| Exercise brief |
Check the listing below line by line and report how many lines hold "under", with no other words.

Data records
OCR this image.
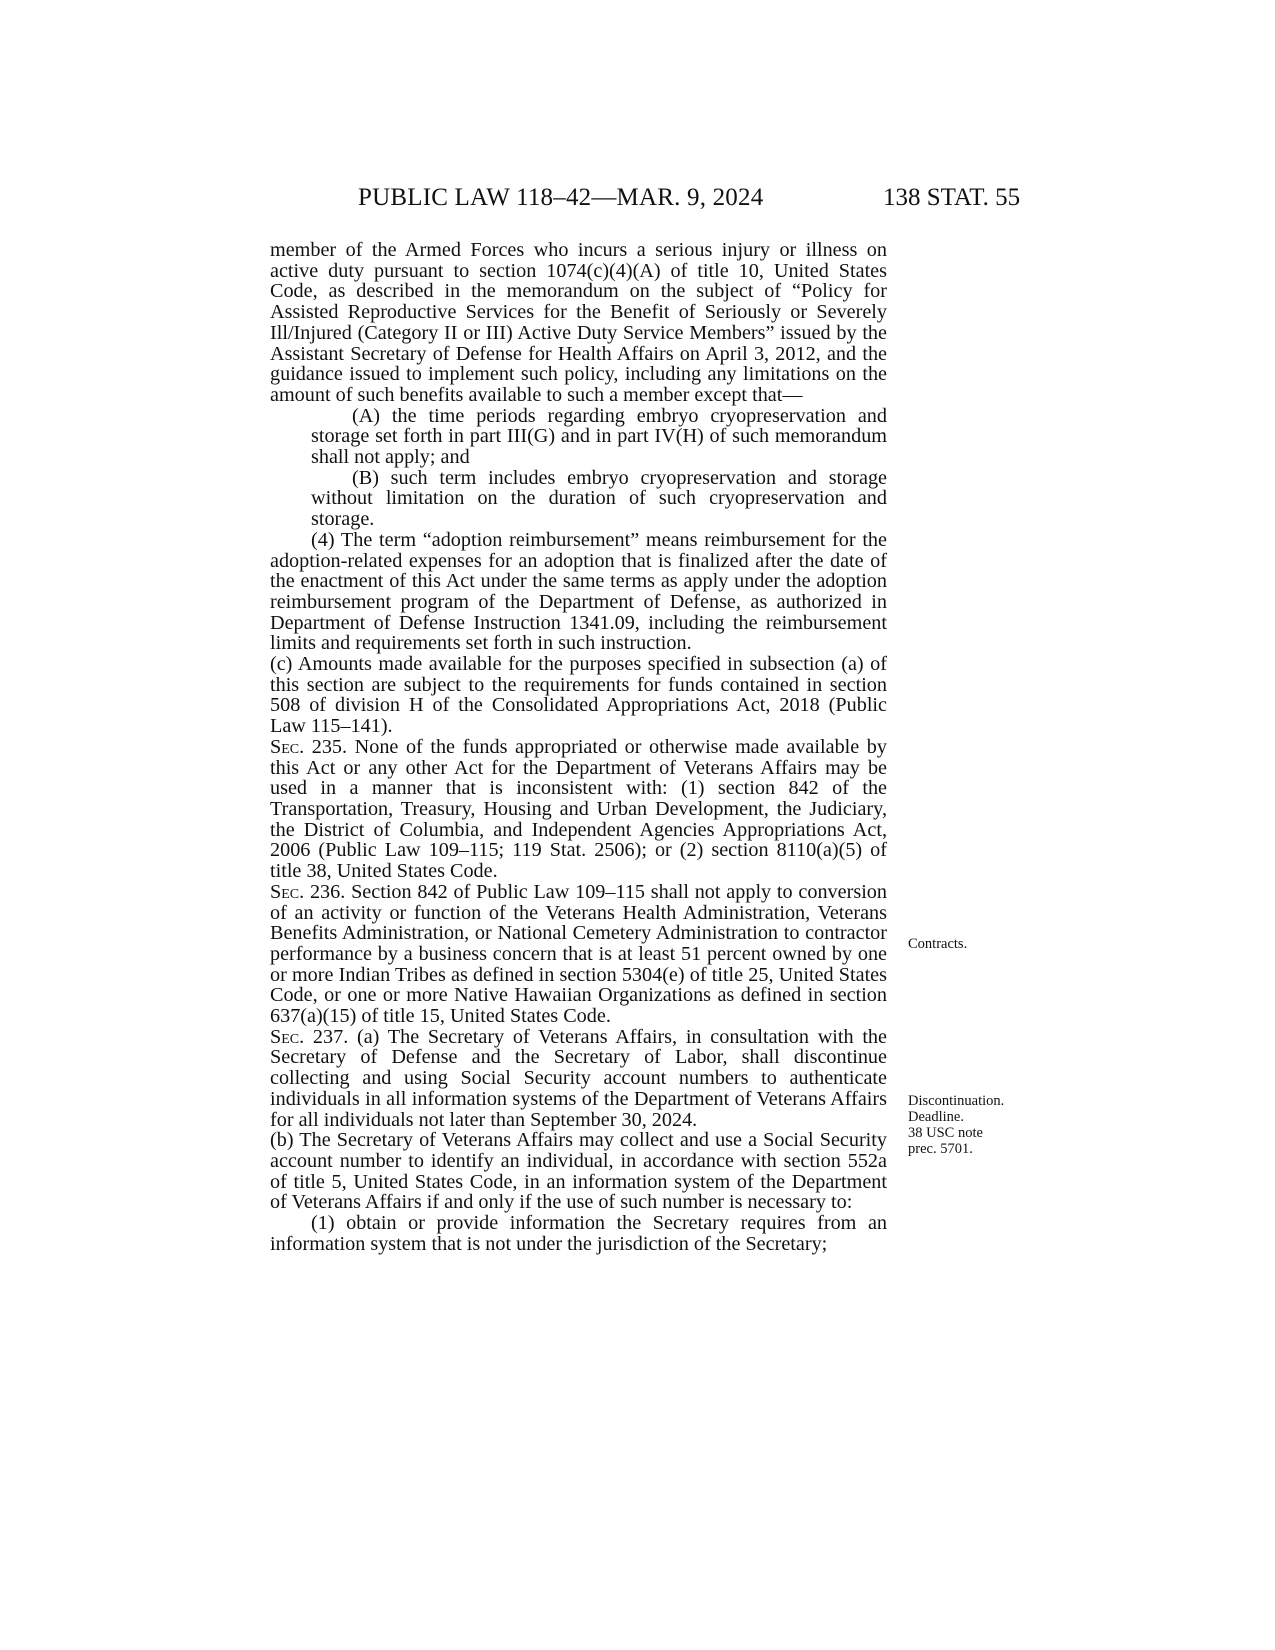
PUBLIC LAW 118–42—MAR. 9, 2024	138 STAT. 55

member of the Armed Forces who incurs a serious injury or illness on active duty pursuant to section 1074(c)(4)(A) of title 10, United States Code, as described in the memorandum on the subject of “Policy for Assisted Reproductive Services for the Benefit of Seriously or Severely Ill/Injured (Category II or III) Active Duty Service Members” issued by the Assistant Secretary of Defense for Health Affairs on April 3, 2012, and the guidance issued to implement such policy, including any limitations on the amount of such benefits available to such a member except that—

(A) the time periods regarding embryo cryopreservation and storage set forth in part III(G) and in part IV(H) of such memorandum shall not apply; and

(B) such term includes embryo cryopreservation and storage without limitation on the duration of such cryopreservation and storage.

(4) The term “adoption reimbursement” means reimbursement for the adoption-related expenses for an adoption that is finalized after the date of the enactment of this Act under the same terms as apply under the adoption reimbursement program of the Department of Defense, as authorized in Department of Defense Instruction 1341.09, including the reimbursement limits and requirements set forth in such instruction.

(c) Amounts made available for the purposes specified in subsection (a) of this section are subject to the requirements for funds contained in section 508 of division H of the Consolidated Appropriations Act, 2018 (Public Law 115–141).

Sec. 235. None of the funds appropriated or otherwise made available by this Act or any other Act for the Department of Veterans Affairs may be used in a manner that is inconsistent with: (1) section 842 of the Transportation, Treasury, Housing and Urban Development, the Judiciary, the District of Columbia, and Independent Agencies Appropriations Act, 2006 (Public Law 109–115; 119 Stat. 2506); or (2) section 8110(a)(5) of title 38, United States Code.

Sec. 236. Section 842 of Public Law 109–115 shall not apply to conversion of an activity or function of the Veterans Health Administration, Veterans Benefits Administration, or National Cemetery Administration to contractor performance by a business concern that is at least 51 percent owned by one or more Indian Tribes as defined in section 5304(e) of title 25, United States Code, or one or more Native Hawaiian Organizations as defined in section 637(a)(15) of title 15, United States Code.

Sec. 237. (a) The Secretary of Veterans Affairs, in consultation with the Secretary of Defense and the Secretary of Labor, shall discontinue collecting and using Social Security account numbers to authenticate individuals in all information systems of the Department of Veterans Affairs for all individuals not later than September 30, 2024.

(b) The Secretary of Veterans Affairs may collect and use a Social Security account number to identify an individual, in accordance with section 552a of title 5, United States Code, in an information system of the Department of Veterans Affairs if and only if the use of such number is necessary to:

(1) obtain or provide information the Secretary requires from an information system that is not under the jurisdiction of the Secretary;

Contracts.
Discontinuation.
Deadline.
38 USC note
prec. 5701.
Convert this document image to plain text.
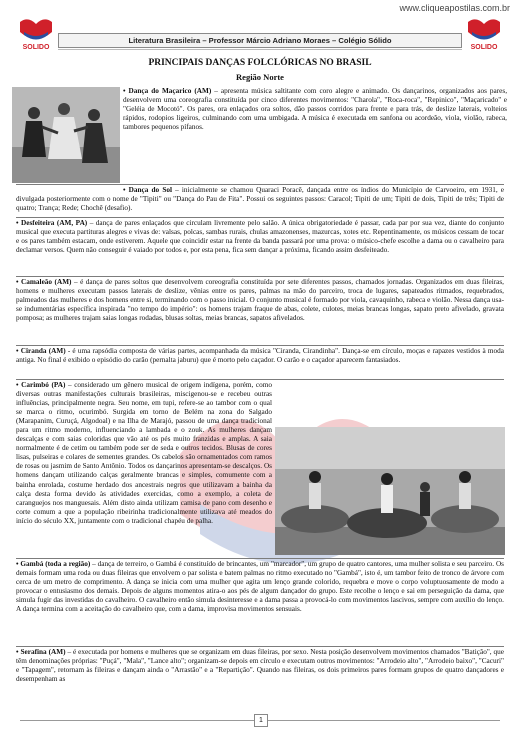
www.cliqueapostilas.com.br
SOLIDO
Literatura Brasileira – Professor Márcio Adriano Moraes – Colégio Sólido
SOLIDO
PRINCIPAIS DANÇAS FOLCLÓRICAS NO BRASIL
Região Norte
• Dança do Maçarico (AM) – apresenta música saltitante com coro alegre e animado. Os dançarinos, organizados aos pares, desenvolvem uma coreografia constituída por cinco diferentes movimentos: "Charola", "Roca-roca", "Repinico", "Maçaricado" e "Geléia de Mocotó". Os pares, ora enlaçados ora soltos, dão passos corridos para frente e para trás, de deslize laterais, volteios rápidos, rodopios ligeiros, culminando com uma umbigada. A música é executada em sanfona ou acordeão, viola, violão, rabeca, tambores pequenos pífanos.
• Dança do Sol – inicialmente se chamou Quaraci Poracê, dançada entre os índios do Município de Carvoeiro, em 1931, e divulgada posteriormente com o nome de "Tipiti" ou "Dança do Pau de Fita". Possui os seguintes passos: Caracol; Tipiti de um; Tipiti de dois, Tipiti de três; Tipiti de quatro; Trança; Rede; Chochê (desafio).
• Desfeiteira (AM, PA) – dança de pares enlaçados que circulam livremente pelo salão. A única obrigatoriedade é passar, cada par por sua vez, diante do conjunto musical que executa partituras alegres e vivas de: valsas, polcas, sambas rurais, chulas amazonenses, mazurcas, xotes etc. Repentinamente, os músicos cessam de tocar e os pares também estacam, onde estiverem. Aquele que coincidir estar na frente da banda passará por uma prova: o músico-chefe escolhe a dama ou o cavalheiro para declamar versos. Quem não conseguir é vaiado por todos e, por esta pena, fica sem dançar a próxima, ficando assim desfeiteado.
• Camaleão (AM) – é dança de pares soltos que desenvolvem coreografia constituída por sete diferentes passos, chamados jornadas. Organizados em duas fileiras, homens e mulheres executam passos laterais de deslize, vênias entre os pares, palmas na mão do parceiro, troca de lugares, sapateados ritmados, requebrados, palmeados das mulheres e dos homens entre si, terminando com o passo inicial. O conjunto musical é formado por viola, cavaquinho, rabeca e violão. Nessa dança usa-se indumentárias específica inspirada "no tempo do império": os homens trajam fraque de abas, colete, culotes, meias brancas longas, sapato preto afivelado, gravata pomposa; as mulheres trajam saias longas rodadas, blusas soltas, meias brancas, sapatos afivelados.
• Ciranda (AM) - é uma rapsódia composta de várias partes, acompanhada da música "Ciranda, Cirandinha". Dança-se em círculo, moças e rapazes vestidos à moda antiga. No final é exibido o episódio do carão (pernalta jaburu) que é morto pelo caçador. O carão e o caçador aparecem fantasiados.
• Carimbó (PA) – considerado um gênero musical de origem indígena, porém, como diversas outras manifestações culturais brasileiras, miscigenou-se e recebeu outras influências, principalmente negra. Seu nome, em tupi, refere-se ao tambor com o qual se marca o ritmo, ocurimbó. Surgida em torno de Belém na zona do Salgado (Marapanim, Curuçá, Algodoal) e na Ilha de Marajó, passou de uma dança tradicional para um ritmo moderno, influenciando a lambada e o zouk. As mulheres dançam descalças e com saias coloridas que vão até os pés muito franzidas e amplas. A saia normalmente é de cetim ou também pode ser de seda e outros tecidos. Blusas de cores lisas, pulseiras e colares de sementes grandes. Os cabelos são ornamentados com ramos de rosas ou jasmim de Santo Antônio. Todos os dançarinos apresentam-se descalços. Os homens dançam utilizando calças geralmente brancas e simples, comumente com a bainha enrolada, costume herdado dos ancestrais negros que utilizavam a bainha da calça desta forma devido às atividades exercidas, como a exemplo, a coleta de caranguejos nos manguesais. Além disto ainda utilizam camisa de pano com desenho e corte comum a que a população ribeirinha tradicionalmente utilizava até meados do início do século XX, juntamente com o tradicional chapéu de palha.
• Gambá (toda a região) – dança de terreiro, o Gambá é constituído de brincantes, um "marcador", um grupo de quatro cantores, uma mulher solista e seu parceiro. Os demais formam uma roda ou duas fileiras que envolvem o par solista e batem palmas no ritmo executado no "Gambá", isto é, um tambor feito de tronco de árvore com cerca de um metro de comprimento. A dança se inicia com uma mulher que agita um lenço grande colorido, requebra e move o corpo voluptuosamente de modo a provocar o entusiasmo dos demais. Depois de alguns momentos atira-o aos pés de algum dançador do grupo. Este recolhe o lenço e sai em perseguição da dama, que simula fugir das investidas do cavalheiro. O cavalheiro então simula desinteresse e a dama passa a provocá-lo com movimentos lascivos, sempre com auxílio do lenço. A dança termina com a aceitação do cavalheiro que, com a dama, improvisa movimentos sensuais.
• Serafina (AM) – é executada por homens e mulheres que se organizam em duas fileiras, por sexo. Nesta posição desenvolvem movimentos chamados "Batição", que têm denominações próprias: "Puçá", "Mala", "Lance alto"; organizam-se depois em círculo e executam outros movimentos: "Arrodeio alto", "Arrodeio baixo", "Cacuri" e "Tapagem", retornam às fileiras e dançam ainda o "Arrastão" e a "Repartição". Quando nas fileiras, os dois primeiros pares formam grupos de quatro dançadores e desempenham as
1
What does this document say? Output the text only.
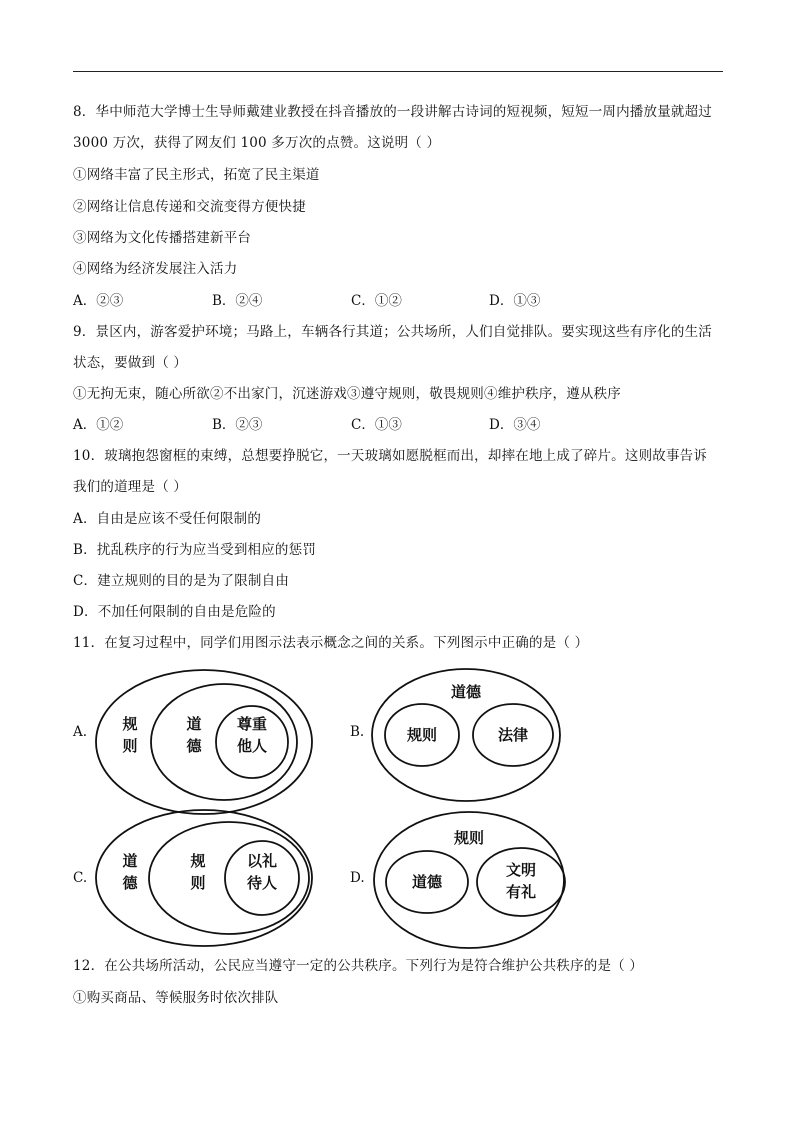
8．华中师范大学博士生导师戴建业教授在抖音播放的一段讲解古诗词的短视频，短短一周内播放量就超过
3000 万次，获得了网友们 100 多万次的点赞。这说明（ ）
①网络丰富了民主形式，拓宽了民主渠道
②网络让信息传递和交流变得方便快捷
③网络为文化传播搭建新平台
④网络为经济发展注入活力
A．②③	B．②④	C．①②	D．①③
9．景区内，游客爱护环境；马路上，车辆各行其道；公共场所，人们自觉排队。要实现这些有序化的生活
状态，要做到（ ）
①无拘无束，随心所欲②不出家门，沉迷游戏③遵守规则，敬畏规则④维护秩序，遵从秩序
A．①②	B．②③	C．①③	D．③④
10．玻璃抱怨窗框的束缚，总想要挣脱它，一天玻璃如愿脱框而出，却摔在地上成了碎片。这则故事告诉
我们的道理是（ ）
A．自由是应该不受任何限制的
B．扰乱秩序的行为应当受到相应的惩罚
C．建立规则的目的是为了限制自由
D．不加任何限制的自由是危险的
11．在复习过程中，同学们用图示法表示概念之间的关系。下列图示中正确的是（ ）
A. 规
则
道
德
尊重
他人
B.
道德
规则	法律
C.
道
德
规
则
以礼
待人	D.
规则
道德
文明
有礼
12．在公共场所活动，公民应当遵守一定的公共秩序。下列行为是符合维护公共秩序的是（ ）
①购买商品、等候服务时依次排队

| Problem solution |
2